> What is being asked: Report the number of lines where the string "boat" occurs, and write nothing else.

* START Data for processing *

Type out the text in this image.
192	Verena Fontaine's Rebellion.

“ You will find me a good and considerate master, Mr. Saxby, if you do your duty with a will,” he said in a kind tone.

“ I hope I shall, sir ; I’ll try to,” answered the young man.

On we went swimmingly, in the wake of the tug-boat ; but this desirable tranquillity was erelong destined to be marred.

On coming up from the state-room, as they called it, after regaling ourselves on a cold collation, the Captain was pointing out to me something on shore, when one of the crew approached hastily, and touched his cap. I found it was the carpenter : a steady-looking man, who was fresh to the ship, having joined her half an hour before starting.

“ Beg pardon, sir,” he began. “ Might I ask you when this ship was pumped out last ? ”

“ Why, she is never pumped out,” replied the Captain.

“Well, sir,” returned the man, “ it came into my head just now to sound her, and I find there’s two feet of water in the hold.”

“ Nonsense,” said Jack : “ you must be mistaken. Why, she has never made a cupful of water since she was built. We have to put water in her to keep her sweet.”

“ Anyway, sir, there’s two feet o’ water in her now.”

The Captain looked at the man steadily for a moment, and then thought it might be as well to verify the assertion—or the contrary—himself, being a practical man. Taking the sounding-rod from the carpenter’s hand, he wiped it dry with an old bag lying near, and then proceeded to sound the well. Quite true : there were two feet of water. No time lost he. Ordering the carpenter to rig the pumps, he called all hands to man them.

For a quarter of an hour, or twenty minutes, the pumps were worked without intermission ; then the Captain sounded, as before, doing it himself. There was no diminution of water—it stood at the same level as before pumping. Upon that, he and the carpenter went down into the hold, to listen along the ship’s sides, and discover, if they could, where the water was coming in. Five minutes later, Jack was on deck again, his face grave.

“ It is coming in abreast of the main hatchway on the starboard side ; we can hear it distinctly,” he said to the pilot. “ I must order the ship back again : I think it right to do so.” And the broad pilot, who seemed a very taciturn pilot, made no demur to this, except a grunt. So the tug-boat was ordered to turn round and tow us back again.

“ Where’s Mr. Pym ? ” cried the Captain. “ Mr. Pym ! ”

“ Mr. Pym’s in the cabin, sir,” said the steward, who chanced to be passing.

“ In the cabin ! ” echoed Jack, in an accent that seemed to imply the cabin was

* END Data for processing *

> Answer to this task: 2